Task goal
Return the listing below in full, with every line exactly as it is.

Material provided
________

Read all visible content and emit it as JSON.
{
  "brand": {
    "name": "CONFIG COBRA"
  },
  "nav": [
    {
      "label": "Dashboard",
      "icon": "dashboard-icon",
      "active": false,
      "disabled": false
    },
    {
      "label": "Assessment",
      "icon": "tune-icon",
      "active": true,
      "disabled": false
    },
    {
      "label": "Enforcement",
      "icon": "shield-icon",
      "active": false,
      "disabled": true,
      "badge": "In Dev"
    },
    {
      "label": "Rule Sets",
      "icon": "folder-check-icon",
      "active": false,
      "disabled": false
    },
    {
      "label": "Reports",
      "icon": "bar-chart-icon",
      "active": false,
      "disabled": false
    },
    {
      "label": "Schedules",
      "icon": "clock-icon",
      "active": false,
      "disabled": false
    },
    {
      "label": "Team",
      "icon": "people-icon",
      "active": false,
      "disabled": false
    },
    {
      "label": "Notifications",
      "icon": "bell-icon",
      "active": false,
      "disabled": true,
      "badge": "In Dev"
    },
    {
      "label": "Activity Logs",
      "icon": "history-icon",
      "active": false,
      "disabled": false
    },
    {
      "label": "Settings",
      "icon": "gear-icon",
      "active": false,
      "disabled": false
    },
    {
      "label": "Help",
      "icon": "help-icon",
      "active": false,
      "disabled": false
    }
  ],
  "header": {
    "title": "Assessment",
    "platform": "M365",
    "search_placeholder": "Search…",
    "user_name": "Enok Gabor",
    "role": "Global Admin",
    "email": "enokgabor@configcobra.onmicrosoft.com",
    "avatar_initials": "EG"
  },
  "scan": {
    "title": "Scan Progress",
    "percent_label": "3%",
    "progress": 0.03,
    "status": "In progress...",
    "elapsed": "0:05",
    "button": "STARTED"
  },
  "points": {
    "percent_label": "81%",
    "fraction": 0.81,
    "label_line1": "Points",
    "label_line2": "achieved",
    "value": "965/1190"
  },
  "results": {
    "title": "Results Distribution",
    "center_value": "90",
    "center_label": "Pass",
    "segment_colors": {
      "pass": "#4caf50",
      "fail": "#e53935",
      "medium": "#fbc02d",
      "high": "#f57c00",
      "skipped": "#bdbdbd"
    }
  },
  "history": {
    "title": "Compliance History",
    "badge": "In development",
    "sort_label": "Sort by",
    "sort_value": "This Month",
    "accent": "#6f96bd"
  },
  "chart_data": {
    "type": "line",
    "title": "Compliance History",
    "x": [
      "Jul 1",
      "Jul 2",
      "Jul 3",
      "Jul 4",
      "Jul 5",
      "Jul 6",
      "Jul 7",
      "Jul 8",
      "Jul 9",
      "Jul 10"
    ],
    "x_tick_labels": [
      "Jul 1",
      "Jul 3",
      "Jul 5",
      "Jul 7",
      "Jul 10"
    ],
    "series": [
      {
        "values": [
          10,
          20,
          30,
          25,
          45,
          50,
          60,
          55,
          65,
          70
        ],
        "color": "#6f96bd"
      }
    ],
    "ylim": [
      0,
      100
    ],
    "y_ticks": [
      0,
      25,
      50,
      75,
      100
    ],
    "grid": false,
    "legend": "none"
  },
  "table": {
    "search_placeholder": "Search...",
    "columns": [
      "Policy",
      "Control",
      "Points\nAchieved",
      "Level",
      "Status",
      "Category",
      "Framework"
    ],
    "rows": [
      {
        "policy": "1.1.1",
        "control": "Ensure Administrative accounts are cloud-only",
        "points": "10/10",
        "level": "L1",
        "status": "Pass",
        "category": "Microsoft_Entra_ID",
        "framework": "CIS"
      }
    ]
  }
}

________

Full answer
Read all visible content and emit it as JSON.
{
  "brand": {
    "name": "CONFIG COBRA"
  },
  "nav": [
    {
      "label": "Dashboard",
      "icon": "dashboard-icon",
      "active": false,
      "disabled": false
    },
    {
      "label": "Assessment",
      "icon": "tune-icon",
      "active": true,
      "disabled": false
    },
    {
      "label": "Enforcement",
      "icon": "shield-icon",
      "active": false,
      "disabled": true,
      "badge": "In Dev"
    },
    {
      "label": "Rule Sets",
      "icon": "folder-check-icon",
      "active": false,
      "disabled": false
    },
    {
      "label": "Reports",
      "icon": "bar-chart-icon",
      "active": false,
      "disabled": false
    },
    {
      "label": "Schedules",
      "icon": "clock-icon",
      "active": false,
      "disabled": false
    },
    {
      "label": "Team",
      "icon": "people-icon",
      "active": false,
      "disabled": false
    },
    {
      "label": "Notifications",
      "icon": "bell-icon",
      "active": false,
      "disabled": true,
      "badge": "In Dev"
    },
    {
      "label": "Activity Logs",
      "icon": "history-icon",
      "active": false,
      "disabled": false
    },
    {
      "label": "Settings",
      "icon": "gear-icon",
      "active": false,
      "disabled": false
    },
    {
      "label": "Help",
      "icon": "help-icon",
      "active": false,
      "disabled": false
    }
  ],
  "header": {
    "title": "Assessment",
    "platform": "M365",
    "search_placeholder": "Search…",
    "user_name": "Enok Gabor",
    "role": "Global Admin",
    "email": "enokgabor@configcobra.onmicrosoft.com",
    "avatar_initials": "EG"
  },
  "scan": {
    "title": "Scan Progress",
    "percent_label": "3%",
    "progress": 0.03,
    "status": "In progress...",
    "elapsed": "0:05",
    "button": "STARTED"
  },
  "points": {
    "percent_label": "81%",
    "fraction": 0.81,
    "label_line1": "Points",
    "label_line2": "achieved",
    "value": "965/1190"
  },
  "results": {
    "title": "Results Distribution",
    "center_value": "90",
    "center_label": "Pass",
    "segment_colors": {
      "pass": "#4caf50",
      "fail": "#e53935",
      "medium": "#fbc02d",
      "high": "#f57c00",
      "skipped": "#bdbdbd"
    }
  },
  "history": {
    "title": "Compliance History",
    "badge": "In development",
    "sort_label": "Sort by",
    "sort_value": "This Month",
    "accent": "#6f96bd"
  },
  "chart_data": {
    "type": "line",
    "title": "Compliance History",
    "x": [
      "Jul 1",
      "Jul 2",
      "Jul 3",
      "Jul 4",
      "Jul 5",
      "Jul 6",
      "Jul 7",
      "Jul 8",
      "Jul 9",
      "Jul 10"
    ],
    "x_tick_labels": [
      "Jul 1",
      "Jul 3",
      "Jul 5",
      "Jul 7",
      "Jul 10"
    ],
    "series": [
      {
        "values": [
          10,
          20,
          30,
          25,
          45,
          50,
          60,
          55,
          65,
          70
        ],
        "color": "#6f96bd"
      }
    ],
    "ylim": [
      0,
      100
    ],
    "y_ticks": [
      0,
      25,
      50,
      75,
      100
    ],
    "grid": false,
    "legend": "none"
  },
  "table": {
    "search_placeholder": "Search...",
    "columns": [
      "Policy",
      "Control",
      "Points\nAchieved",
      "Level",
      "Status",
      "Category",
      "Framework"
    ],
    "rows": [
      {
        "policy": "1.1.1",
        "control": "Ensure Administrative accounts are cloud-only",
        "points": "10/10",
        "level": "L1",
        "status": "Pass",
        "category": "Microsoft_Entra_ID",
        "framework": "CIS"
      }
    ]
  }
}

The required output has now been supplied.